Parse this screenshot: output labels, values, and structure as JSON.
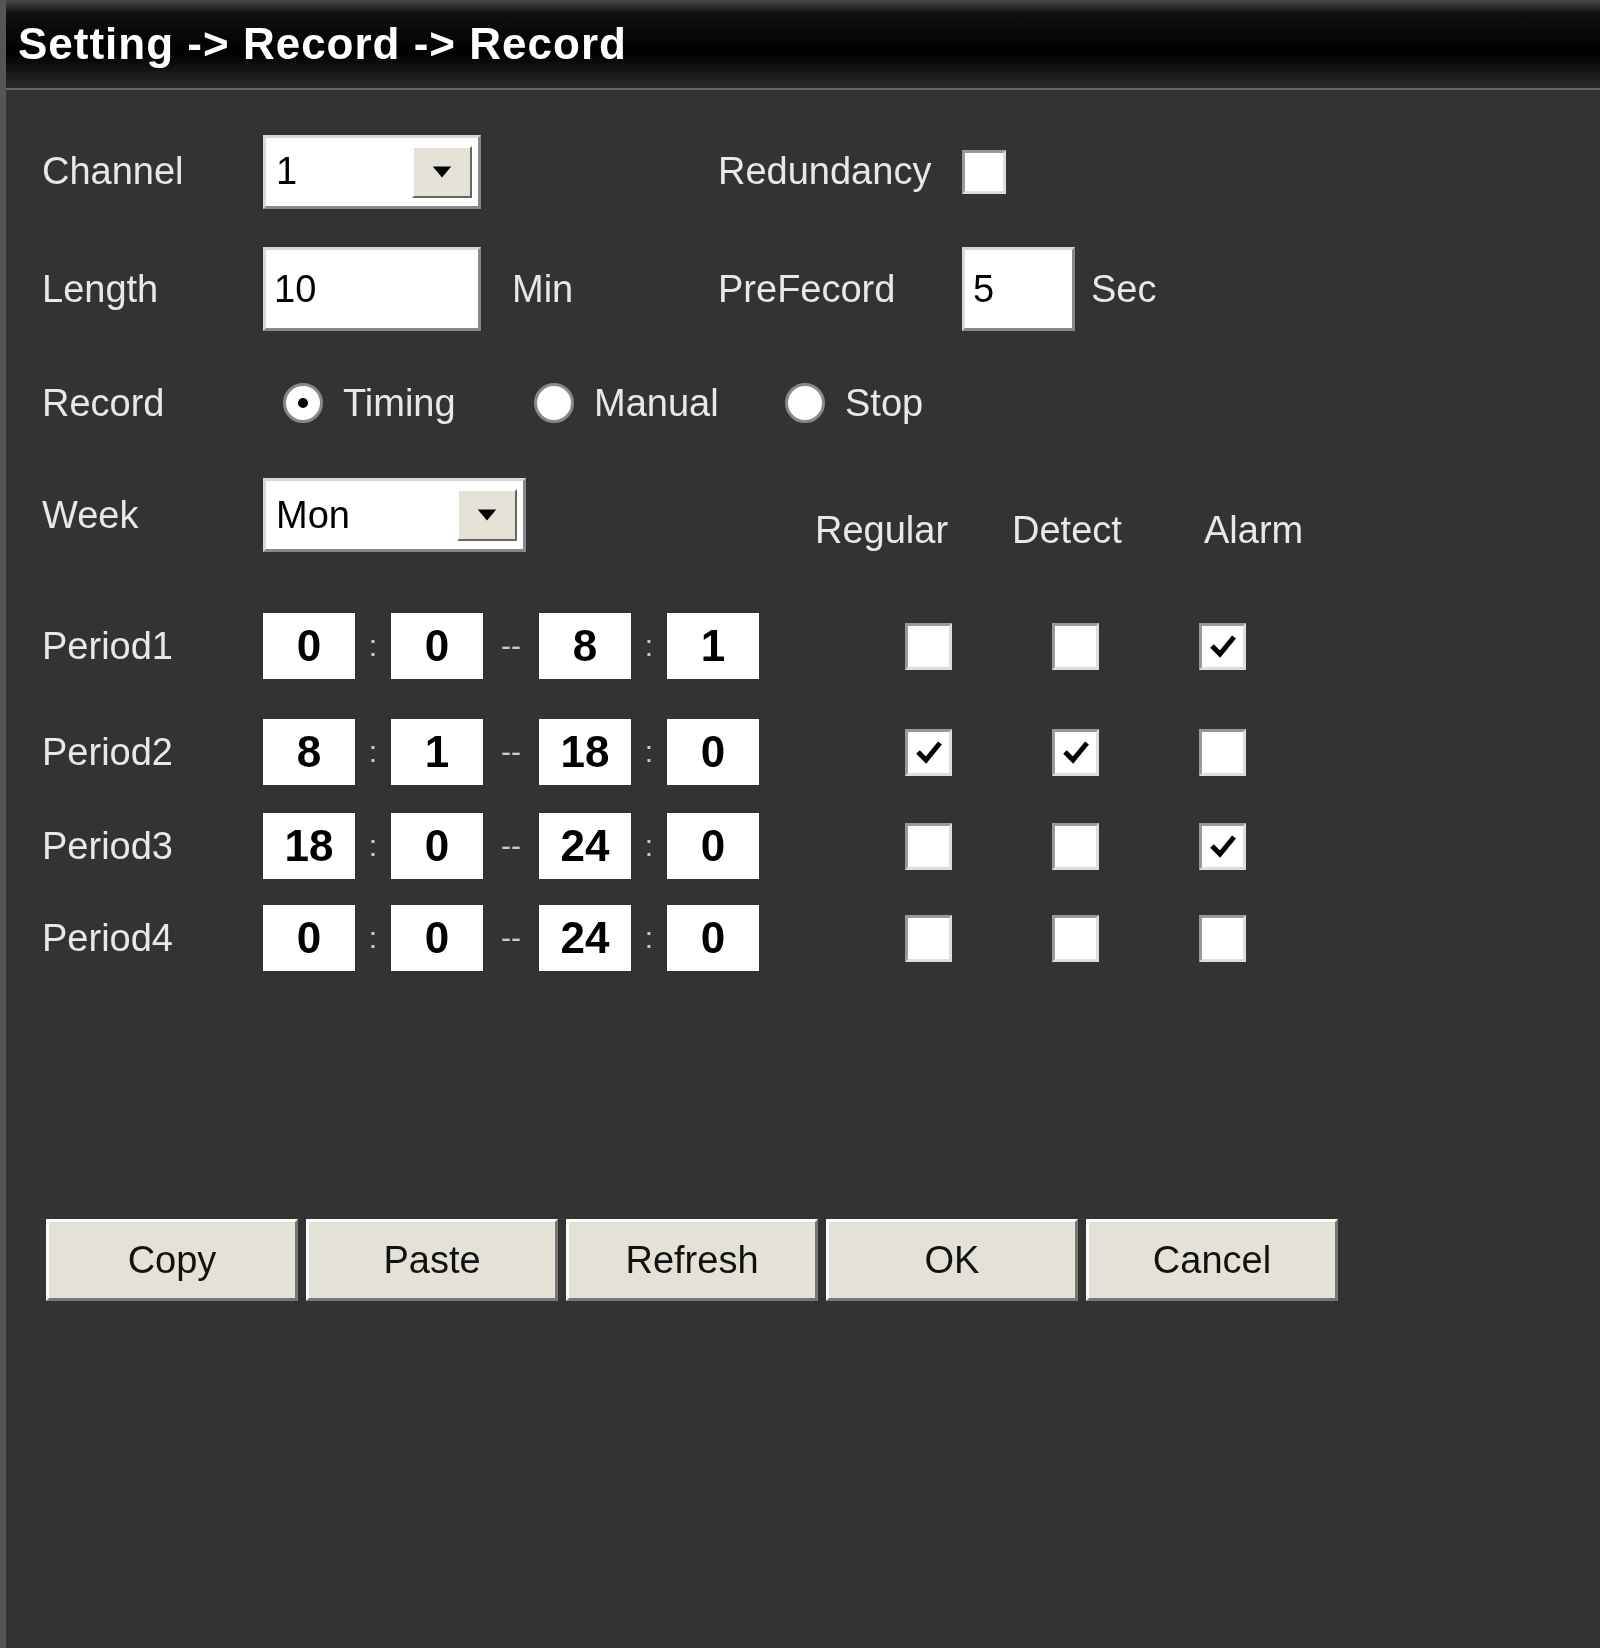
{
  "title": "Setting -> Record -> Record",
  "channel": {
    "label": "Channel",
    "value": "1"
  },
  "redundancy": {
    "label": "Redundancy",
    "checked": false
  },
  "length": {
    "label": "Length",
    "value": "10",
    "unit": "Min"
  },
  "prerecord": {
    "label": "PreFecord",
    "value": "5",
    "unit": "Sec"
  },
  "record": {
    "label": "Record",
    "options": [
      {
        "label": "Timing",
        "selected": true
      },
      {
        "label": "Manual",
        "selected": false
      },
      {
        "label": "Stop",
        "selected": false
      }
    ]
  },
  "week": {
    "label": "Week",
    "value": "Mon"
  },
  "columns": [
    "Regular",
    "Detect",
    "Alarm"
  ],
  "periods": [
    {
      "label": "Period1",
      "start_hour": "0",
      "sep_1": ":",
      "start_minute": "0",
      "range": "--",
      "end_hour": "8",
      "sep_2": ":",
      "end_minute": "1",
      "checks": [
        false,
        false,
        true
      ]
    },
    {
      "label": "Period2",
      "start_hour": "8",
      "sep_1": ":",
      "start_minute": "1",
      "range": "--",
      "end_hour": "18",
      "sep_2": ":",
      "end_minute": "0",
      "checks": [
        true,
        true,
        false
      ]
    },
    {
      "label": "Period3",
      "start_hour": "18",
      "sep_1": ":",
      "start_minute": "0",
      "range": "--",
      "end_hour": "24",
      "sep_2": ":",
      "end_minute": "0",
      "checks": [
        false,
        false,
        true
      ]
    },
    {
      "label": "Period4",
      "start_hour": "0",
      "sep_1": ":",
      "start_minute": "0",
      "range": "--",
      "end_hour": "24",
      "sep_2": ":",
      "end_minute": "0",
      "checks": [
        false,
        false,
        false
      ]
    }
  ],
  "buttons": [
    "Copy",
    "Paste",
    "Refresh",
    "OK",
    "Cancel"
  ]
}
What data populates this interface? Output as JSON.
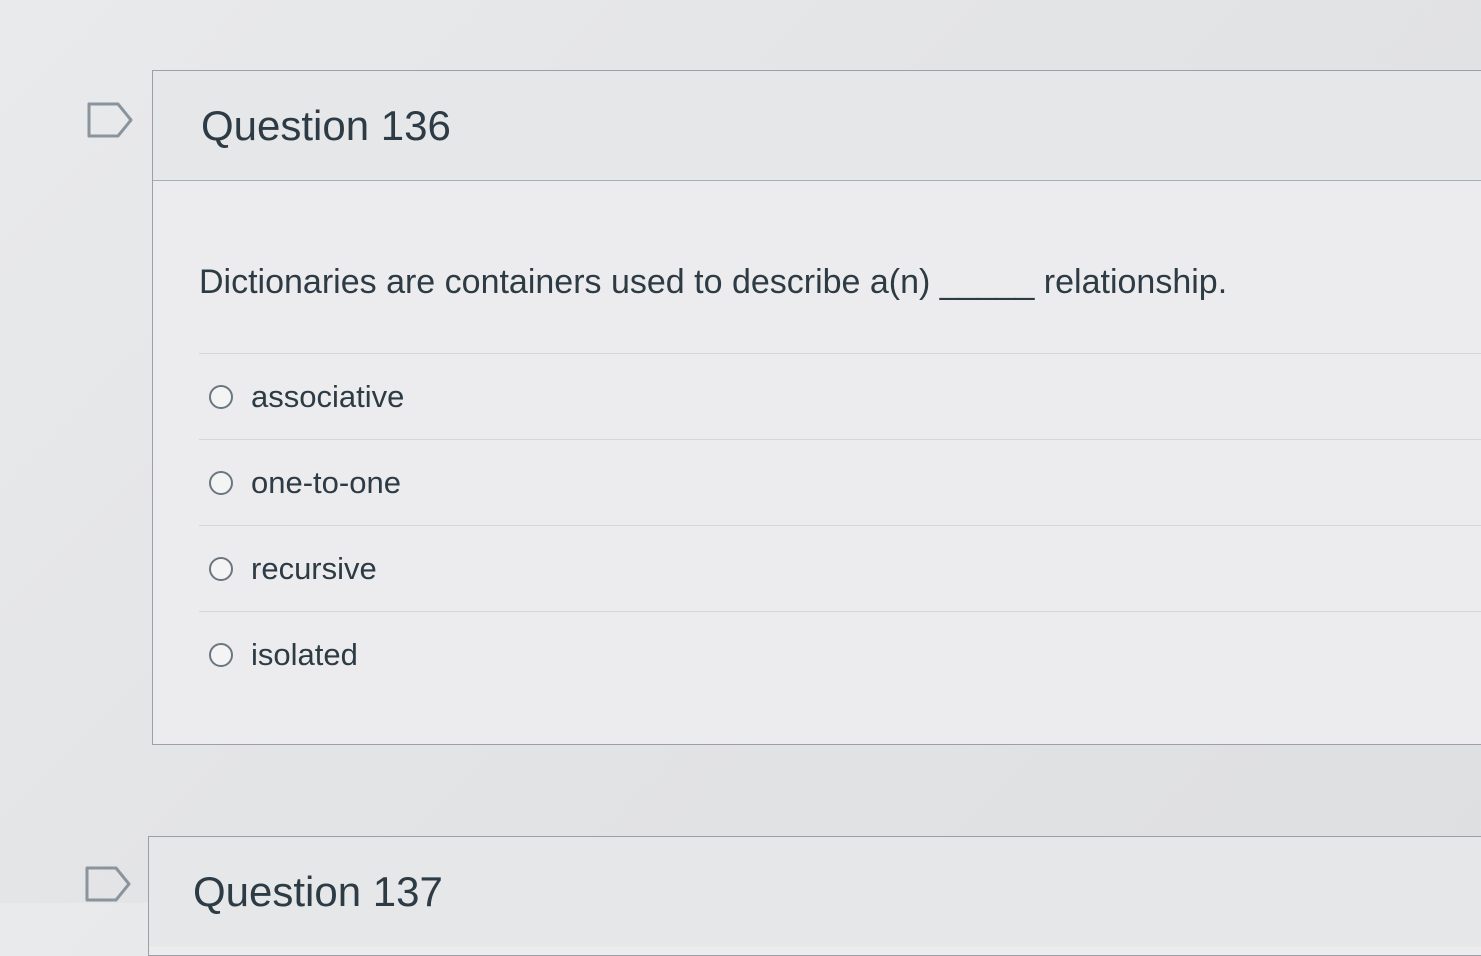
{
  "questions": [
    {
      "title": "Question 136",
      "prompt": "Dictionaries are containers used to describe a(n) _____ relationship.",
      "answers": [
        {
          "label": "associative",
          "selected": false
        },
        {
          "label": "one-to-one",
          "selected": false
        },
        {
          "label": "recursive",
          "selected": false
        },
        {
          "label": "isolated",
          "selected": false
        }
      ]
    },
    {
      "title": "Question 137"
    }
  ],
  "icons": {
    "flag": "flag-question-icon"
  }
}
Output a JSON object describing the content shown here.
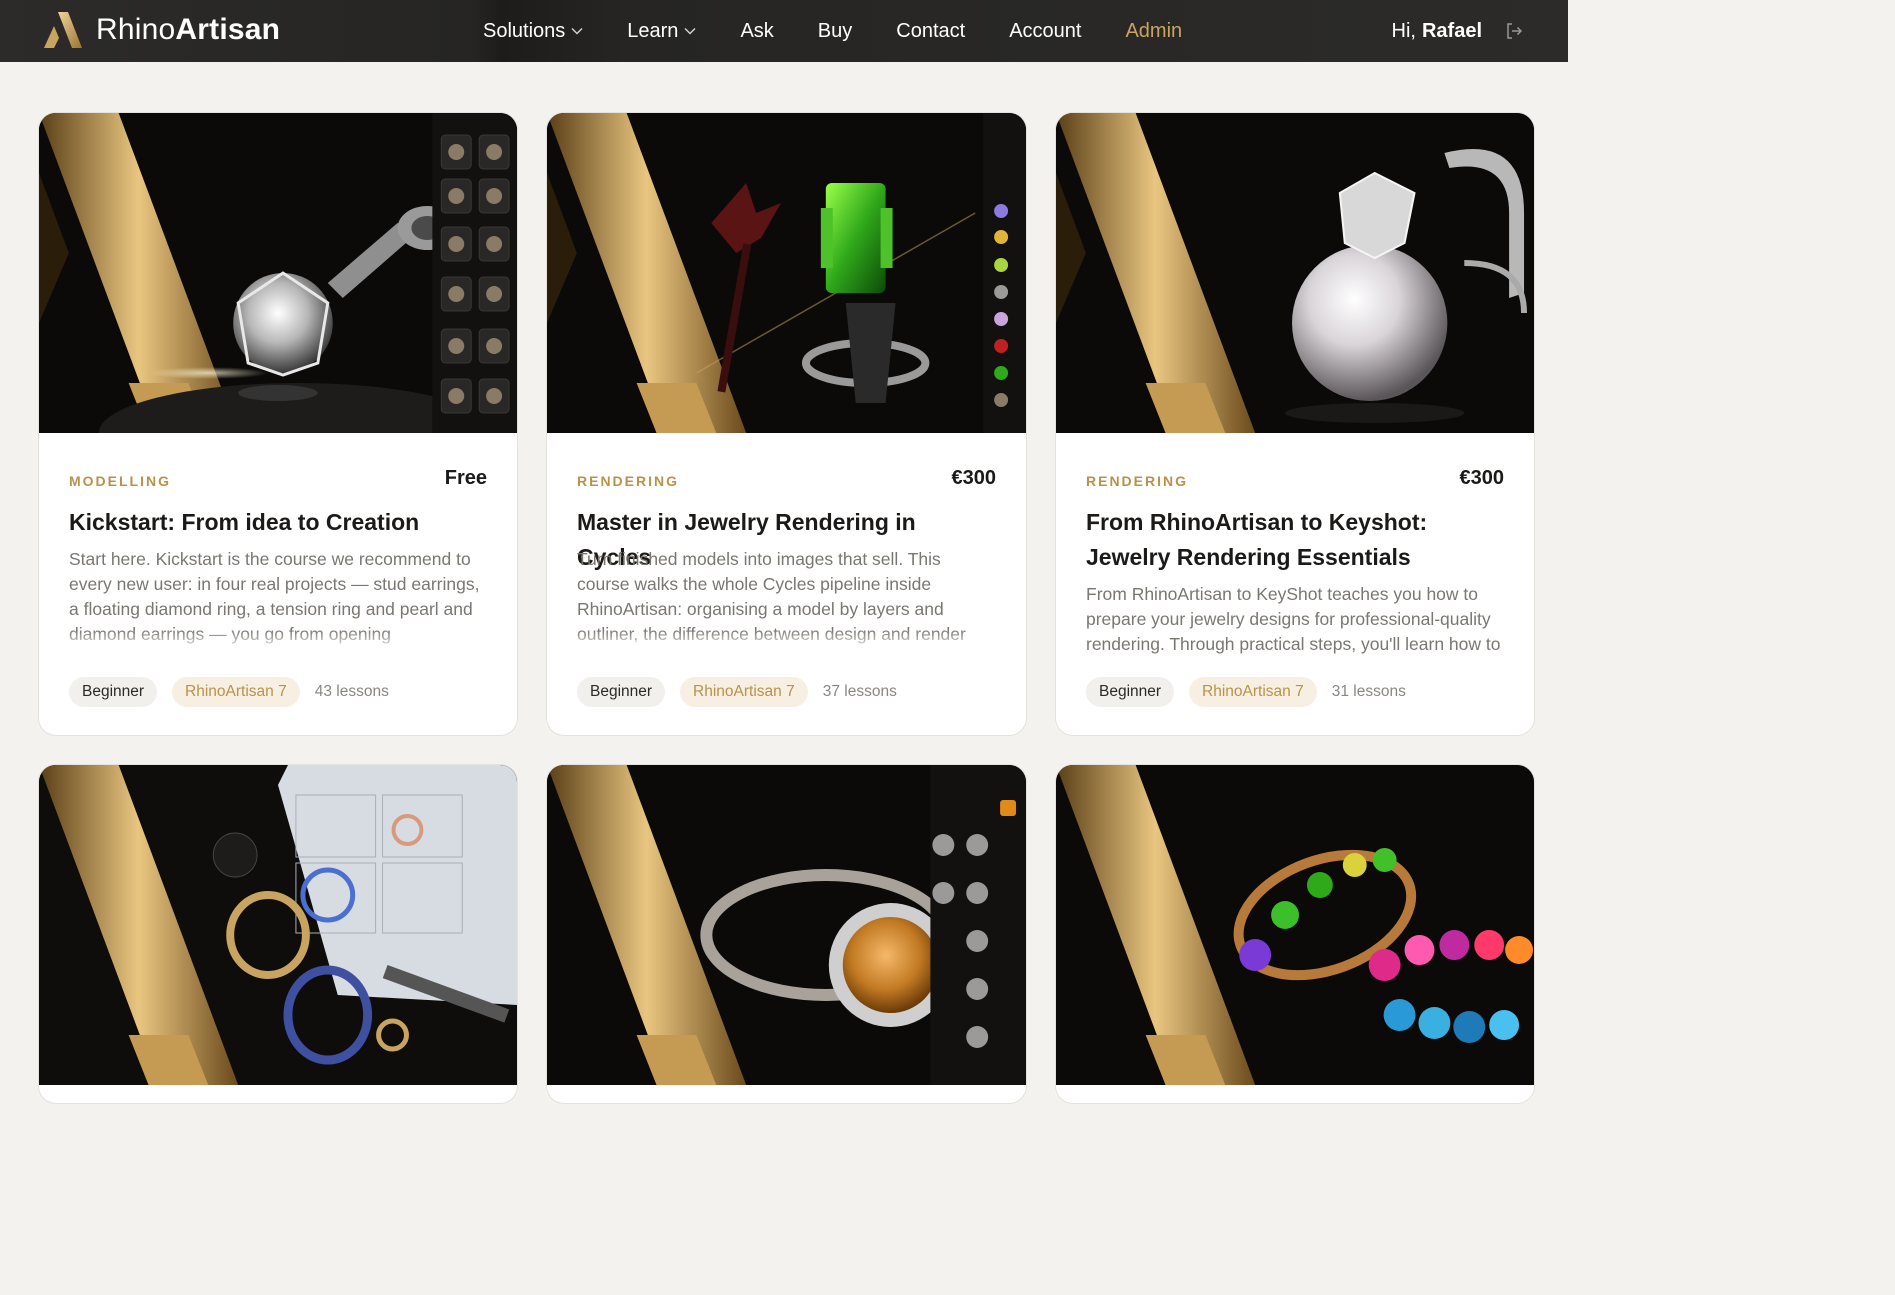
{
  "brand": {
    "light": "Rhino",
    "bold": "Artisan"
  },
  "nav": {
    "items": [
      {
        "label": "Solutions",
        "dropdown": true
      },
      {
        "label": "Learn",
        "dropdown": true
      },
      {
        "label": "Ask",
        "dropdown": false
      },
      {
        "label": "Buy",
        "dropdown": false
      },
      {
        "label": "Contact",
        "dropdown": false
      },
      {
        "label": "Account",
        "dropdown": false
      },
      {
        "label": "Admin",
        "dropdown": false
      }
    ],
    "greeting": "Hi,",
    "user_name": "Rafael"
  },
  "colors": {
    "accent": "#c9a461",
    "category": "#b8924a",
    "nav_bg": "#2c2b29",
    "page_bg": "#f3f2ee"
  },
  "courses": [
    {
      "category": "MODELLING",
      "price": "Free",
      "title": "Kickstart: From idea to Creation",
      "description": "Start here. Kickstart is the course we recommend to every new user: in four real projects — stud earrings, a floating diamond ring, a tension ring and pearl and diamond earrings — you go from opening RhinoArtisan for the first time to finishing pieces you",
      "level": "Beginner",
      "software": "RhinoArtisan 7",
      "lessons": "43 lessons",
      "image": "stud-earring-render"
    },
    {
      "category": "RENDERING",
      "price": "€300",
      "title": "Master in Jewelry Rendering in Cycles",
      "description": "Turn finished models into images that sell. This course walks the whole Cycles pipeline inside RhinoArtisan: organising a model by layers and outliner, the difference between design and render materials, posing pieces on the ground and in pairs",
      "level": "Beginner",
      "software": "RhinoArtisan 7",
      "lessons": "37 lessons",
      "image": "emerald-ring-render"
    },
    {
      "category": "RENDERING",
      "price": "€300",
      "title": "From RhinoArtisan to Keyshot: Jewelry Rendering Essentials",
      "description": "From RhinoArtisan to KeyShot teaches you how to prepare your jewelry designs for professional-quality rendering. Through practical steps, you'll learn how to",
      "level": "Beginner",
      "software": "RhinoArtisan 7",
      "lessons": "31 lessons",
      "image": "pearl-earring-render"
    },
    {
      "image": "technical-sheet-rings"
    },
    {
      "image": "halo-citrine-ring"
    },
    {
      "image": "gemstone-eternity-bands"
    }
  ]
}
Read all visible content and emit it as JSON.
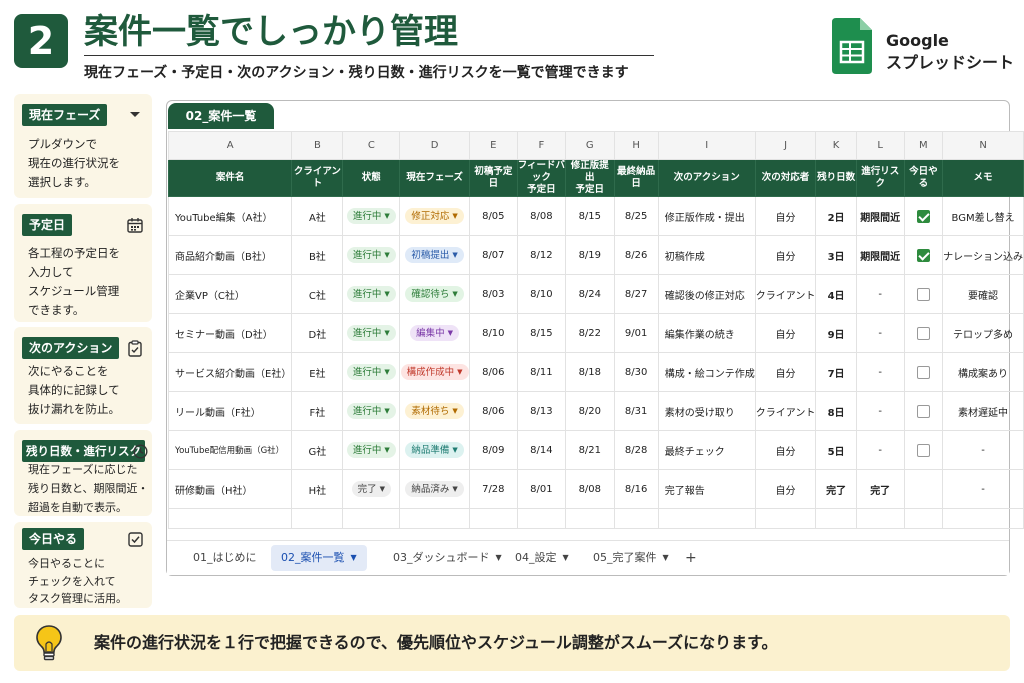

Aim of the task: Make an exact reproduction of the listing above, without any pictures.

Worked solution:
Parse this screenshot: output labels, values, and structure as JSON.
{
  "title": "Setting -> Record -> Record",
  "channel": {
    "label": "Channel",
    "value": "1"
  },
  "redundancy": {
    "label": "Redundancy",
    "checked": false
  },
  "length": {
    "label": "Length",
    "value": "10",
    "unit": "Min"
  },
  "prerecord": {
    "label": "PreFecord",
    "value": "5",
    "unit": "Sec"
  },
  "record": {
    "label": "Record",
    "options": [
      {
        "label": "Timing",
        "selected": true
      },
      {
        "label": "Manual",
        "selected": false
      },
      {
        "label": "Stop",
        "selected": false
      }
    ]
  },
  "week": {
    "label": "Week",
    "value": "Mon"
  },
  "columns": [
    "Regular",
    "Detect",
    "Alarm"
  ],
  "periods": [
    {
      "label": "Period1",
      "start_hour": "0",
      "sep_1": ":",
      "start_minute": "0",
      "range": "--",
      "end_hour": "8",
      "sep_2": ":",
      "end_minute": "1",
      "checks": [
        false,
        false,
        true
      ]
    },
    {
      "label": "Period2",
      "start_hour": "8",
      "sep_1": ":",
      "start_minute": "1",
      "range": "--",
      "end_hour": "18",
      "sep_2": ":",
      "end_minute": "0",
      "checks": [
        true,
        true,
        false
      ]
    },
    {
      "label": "Period3",
      "start_hour": "18",
      "sep_1": ":",
      "start_minute": "0",
      "range": "--",
      "end_hour": "24",
      "sep_2": ":",
      "end_minute": "0",
      "checks": [
        false,
        false,
        true
      ]
    },
    {
      "label": "Period4",
      "start_hour": "0",
      "sep_1": ":",
      "start_minute": "0",
      "range": "--",
      "end_hour": "24",
      "sep_2": ":",
      "end_minute": "0",
      "checks": [
        false,
        false,
        false
      ]
    }
  ],
  "buttons": [
    "Copy",
    "Paste",
    "Refresh",
    "OK",
    "Cancel"
  ]
}
What data populates this interface? Output as JSON.
{
  "questions": [
    {
      "title": "Question 136",
      "prompt": "Dictionaries are containers used to describe a(n) _____ relationship.",
      "answers": [
        {
          "label": "associative",
          "selected": false
        },
        {
          "label": "one-to-one",
          "selected": false
        },
        {
          "label": "recursive",
          "selected": false
        },
        {
          "label": "isolated",
          "selected": false
        }
      ]
    },
    {
      "title": "Question 137"
    }
  ],
  "icons": {
    "flag": "flag-question-icon"
  }
}
Output a JSON object describing the content shown here.
{
  "brand": {
    "light": "Rhino",
    "bold": "Artisan"
  },
  "nav": {
    "items": [
      {
        "label": "Solutions",
        "dropdown": true
      },
      {
        "label": "Learn",
        "dropdown": true
      },
      {
        "label": "Ask",
        "dropdown": false
      },
      {
        "label": "Buy",
        "dropdown": false
      },
      {
        "label": "Contact",
        "dropdown": false
      },
      {
        "label": "Account",
        "dropdown": false
      },
      {
        "label": "Admin",
        "dropdown": false
      }
    ],
    "greeting": "Hi,",
    "user_name": "Rafael"
  },
  "colors": {
    "accent": "#c9a461",
    "category": "#b8924a",
    "nav_bg": "#2c2b29",
    "page_bg": "#f3f2ee"
  },
  "courses": [
    {
      "category": "MODELLING",
      "price": "Free",
      "title": "Kickstart: From idea to Creation",
      "description": "Start here. Kickstart is the course we recommend to every new user: in four real projects — stud earrings, a floating diamond ring, a tension ring and pearl and diamond earrings — you go from opening RhinoArtisan for the first time to finishing pieces you",
      "level": "Beginner",
      "software": "RhinoArtisan 7",
      "lessons": "43 lessons",
      "image": "stud-earring-render"
    },
    {
      "category": "RENDERING",
      "price": "€300",
      "title": "Master in Jewelry Rendering in Cycles",
      "description": "Turn finished models into images that sell. This course walks the whole Cycles pipeline inside RhinoArtisan: organising a model by layers and outliner, the difference between design and render materials, posing pieces on the ground and in pairs",
      "level": "Beginner",
      "software": "RhinoArtisan 7",
      "lessons": "37 lessons",
      "image": "emerald-ring-render"
    },
    {
      "category": "RENDERING",
      "price": "€300",
      "title": "From RhinoArtisan to Keyshot: Jewelry Rendering Essentials",
      "description": "From RhinoArtisan to KeyShot teaches you how to prepare your jewelry designs for professional-quality rendering. Through practical steps, you'll learn how to",
      "level": "Beginner",
      "software": "RhinoArtisan 7",
      "lessons": "31 lessons",
      "image": "pearl-earring-render"
    },
    {
      "image": "technical-sheet-rings"
    },
    {
      "image": "halo-citrine-ring"
    },
    {
      "image": "gemstone-eternity-bands"
    }
  ]
}
Read all visible content and emit it as JSON.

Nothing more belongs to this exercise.